__Set problem__. Determine which lines of the records include the word "left", and copy them.

__Stored rows__.
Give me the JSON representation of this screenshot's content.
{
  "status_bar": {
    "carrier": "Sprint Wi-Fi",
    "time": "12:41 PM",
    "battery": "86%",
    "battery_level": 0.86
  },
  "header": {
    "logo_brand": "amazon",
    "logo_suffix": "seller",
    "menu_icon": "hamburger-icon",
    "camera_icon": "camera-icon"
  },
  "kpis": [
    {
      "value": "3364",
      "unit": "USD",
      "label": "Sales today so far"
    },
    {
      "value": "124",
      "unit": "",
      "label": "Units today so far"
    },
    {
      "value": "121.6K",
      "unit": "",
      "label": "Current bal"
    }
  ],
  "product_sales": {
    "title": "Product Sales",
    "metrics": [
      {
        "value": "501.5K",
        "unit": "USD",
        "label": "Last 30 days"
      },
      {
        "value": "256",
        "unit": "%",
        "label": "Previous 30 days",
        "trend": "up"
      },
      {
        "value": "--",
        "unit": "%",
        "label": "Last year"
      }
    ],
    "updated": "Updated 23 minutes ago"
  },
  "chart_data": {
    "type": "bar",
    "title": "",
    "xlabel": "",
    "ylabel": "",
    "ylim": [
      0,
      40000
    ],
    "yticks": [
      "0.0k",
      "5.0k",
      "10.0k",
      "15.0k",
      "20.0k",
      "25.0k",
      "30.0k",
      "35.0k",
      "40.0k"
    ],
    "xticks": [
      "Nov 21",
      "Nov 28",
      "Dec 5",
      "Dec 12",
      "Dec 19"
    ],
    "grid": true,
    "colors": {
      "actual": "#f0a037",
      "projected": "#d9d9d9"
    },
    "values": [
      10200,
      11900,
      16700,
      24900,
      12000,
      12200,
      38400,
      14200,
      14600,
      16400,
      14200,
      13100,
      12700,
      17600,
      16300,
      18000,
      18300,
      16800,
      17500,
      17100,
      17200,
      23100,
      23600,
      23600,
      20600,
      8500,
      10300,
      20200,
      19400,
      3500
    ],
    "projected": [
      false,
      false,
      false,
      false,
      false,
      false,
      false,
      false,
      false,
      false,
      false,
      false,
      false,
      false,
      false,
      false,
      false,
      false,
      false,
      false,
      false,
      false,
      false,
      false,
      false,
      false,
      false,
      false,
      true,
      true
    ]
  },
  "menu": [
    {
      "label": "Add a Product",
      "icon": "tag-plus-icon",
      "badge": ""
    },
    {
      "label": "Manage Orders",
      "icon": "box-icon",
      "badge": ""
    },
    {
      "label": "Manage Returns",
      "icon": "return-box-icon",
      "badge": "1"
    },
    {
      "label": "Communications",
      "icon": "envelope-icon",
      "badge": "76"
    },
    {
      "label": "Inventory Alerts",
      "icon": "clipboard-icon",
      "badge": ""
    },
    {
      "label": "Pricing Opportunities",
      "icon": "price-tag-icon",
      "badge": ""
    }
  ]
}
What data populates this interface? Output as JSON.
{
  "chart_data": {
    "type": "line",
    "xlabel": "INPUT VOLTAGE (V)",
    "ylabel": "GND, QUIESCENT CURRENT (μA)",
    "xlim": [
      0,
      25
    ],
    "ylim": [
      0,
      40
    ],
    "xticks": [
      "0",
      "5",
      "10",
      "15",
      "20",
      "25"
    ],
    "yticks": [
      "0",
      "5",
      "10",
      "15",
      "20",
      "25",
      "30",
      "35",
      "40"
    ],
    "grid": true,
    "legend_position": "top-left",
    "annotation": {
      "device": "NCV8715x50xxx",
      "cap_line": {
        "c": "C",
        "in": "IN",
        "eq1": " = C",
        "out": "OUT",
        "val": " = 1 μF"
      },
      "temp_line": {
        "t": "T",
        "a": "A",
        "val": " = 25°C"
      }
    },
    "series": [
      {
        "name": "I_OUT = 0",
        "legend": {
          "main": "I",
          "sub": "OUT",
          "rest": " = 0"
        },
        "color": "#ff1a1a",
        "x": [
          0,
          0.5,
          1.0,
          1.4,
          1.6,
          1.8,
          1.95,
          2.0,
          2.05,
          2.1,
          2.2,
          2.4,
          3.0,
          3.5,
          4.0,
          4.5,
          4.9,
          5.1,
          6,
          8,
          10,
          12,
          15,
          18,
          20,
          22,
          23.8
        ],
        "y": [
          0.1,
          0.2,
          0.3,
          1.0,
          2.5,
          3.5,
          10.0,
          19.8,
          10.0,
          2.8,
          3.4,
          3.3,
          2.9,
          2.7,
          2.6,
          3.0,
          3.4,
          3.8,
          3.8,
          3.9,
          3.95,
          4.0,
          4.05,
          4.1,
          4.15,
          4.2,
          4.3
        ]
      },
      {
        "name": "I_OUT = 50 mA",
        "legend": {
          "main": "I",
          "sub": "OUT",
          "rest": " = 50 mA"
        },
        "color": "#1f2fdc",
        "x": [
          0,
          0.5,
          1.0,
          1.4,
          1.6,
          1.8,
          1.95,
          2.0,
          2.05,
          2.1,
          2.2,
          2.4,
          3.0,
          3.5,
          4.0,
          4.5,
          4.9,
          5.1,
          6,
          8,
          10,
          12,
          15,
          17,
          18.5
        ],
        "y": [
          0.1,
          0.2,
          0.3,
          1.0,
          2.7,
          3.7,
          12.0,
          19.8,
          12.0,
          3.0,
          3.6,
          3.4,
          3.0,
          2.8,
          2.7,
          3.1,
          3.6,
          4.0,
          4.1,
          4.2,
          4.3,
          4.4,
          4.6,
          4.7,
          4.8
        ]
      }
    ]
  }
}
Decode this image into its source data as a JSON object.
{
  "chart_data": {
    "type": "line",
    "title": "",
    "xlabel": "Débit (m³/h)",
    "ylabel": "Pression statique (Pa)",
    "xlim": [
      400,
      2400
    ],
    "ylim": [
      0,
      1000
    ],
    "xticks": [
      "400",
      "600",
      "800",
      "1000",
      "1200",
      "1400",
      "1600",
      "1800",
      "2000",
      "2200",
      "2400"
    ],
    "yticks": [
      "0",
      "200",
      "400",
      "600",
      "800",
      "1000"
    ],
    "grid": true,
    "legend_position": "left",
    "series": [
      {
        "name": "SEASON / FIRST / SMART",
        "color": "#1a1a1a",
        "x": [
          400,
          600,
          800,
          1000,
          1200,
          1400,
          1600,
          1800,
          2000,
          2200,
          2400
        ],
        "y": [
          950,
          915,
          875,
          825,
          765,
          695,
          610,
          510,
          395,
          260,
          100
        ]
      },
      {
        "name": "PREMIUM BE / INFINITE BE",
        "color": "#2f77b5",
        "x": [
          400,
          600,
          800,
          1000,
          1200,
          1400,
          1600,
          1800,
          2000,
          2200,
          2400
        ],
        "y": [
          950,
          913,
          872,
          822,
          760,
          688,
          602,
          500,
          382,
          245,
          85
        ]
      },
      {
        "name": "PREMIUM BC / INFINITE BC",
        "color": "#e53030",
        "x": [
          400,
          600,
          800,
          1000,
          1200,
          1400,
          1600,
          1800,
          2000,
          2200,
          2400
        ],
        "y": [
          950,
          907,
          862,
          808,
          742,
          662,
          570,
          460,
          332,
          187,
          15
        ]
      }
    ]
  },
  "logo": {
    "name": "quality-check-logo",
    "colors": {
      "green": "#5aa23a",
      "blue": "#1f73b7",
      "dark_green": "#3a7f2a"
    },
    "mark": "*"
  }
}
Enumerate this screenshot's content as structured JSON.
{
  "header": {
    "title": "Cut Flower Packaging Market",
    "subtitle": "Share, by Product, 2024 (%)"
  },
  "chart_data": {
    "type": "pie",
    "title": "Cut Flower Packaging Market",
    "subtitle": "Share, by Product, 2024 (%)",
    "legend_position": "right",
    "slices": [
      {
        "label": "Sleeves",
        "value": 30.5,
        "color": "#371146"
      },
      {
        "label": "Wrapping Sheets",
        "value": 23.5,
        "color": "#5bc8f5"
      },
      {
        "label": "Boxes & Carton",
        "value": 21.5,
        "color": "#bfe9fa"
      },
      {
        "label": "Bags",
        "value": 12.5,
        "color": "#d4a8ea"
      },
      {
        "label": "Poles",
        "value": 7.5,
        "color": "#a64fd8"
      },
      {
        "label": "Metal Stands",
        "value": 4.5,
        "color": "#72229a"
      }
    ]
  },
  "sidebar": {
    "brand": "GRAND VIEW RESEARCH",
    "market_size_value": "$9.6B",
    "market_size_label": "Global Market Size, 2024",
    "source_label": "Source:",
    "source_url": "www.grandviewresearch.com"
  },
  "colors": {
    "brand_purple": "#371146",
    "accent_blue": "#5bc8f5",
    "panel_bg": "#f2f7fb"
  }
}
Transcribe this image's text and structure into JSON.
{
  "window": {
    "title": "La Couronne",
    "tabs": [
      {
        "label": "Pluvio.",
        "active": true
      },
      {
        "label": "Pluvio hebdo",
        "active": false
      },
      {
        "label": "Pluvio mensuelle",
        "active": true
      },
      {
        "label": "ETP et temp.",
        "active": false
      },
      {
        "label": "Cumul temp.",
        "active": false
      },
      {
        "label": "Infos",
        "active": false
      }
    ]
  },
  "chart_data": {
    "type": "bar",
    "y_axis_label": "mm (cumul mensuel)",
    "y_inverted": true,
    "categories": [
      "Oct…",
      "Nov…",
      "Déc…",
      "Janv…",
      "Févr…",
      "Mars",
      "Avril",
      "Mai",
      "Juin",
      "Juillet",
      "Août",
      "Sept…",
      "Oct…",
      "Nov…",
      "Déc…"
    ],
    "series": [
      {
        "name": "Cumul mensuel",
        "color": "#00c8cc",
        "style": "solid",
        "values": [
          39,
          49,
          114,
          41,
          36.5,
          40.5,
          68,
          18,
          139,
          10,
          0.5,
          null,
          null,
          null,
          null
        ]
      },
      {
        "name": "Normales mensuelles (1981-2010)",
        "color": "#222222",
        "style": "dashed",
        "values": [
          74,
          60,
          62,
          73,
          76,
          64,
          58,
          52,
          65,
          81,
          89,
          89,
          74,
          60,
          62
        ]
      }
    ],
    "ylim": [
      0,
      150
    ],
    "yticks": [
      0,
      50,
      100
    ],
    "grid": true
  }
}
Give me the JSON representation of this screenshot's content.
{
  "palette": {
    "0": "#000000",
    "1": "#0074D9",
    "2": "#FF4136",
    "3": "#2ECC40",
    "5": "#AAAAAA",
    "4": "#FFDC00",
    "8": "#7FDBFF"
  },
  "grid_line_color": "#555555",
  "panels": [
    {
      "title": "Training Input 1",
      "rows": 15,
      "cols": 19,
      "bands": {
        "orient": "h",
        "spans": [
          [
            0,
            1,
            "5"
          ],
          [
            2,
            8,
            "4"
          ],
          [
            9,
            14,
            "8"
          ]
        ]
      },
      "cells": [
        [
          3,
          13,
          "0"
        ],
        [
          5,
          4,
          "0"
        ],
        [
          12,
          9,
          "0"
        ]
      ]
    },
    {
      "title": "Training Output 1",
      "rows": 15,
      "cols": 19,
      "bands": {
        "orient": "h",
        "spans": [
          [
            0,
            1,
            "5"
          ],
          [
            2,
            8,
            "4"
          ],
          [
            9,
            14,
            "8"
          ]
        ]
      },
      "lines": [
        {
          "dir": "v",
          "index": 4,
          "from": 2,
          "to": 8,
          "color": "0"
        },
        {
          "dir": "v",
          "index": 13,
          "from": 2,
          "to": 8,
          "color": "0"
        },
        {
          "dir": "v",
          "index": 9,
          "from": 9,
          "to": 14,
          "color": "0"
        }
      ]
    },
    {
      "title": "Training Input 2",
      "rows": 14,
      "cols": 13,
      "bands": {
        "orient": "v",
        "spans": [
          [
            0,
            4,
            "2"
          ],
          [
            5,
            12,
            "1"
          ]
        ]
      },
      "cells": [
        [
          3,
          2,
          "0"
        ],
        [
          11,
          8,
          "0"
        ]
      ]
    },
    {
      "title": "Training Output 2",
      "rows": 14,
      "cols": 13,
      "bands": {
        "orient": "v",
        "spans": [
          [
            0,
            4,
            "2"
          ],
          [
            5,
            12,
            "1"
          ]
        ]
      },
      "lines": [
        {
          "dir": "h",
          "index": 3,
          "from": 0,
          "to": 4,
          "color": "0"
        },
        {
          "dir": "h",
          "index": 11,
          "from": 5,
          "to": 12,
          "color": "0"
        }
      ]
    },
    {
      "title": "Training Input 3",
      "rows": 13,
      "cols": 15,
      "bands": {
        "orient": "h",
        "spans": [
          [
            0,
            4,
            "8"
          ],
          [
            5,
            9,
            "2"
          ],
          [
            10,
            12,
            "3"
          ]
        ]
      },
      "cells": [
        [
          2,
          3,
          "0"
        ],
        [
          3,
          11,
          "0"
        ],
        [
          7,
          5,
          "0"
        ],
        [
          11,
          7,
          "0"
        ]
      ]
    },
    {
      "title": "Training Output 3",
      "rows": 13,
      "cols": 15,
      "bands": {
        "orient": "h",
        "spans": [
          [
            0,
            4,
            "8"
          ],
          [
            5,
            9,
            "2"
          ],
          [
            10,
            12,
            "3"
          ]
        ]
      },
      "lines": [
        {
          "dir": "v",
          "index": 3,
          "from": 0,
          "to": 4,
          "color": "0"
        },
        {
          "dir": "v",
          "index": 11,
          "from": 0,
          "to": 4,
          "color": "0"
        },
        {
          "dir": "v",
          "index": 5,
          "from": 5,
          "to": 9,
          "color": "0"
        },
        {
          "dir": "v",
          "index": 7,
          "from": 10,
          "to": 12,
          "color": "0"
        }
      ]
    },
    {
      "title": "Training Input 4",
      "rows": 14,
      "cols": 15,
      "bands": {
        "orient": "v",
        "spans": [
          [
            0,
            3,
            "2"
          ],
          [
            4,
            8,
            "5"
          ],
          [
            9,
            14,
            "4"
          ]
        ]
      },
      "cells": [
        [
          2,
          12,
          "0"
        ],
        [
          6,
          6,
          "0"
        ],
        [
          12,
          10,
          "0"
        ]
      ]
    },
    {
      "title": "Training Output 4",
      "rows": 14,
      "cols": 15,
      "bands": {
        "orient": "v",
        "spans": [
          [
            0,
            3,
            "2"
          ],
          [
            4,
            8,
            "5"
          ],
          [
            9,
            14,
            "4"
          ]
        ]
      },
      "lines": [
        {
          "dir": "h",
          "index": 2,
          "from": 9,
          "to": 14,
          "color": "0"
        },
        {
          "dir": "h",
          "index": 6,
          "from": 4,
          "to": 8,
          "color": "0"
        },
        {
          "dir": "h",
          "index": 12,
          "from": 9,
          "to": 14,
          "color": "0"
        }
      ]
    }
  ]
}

__Answer to this problem__.
    "legend_position": "top-left",
    "legend_position": "left",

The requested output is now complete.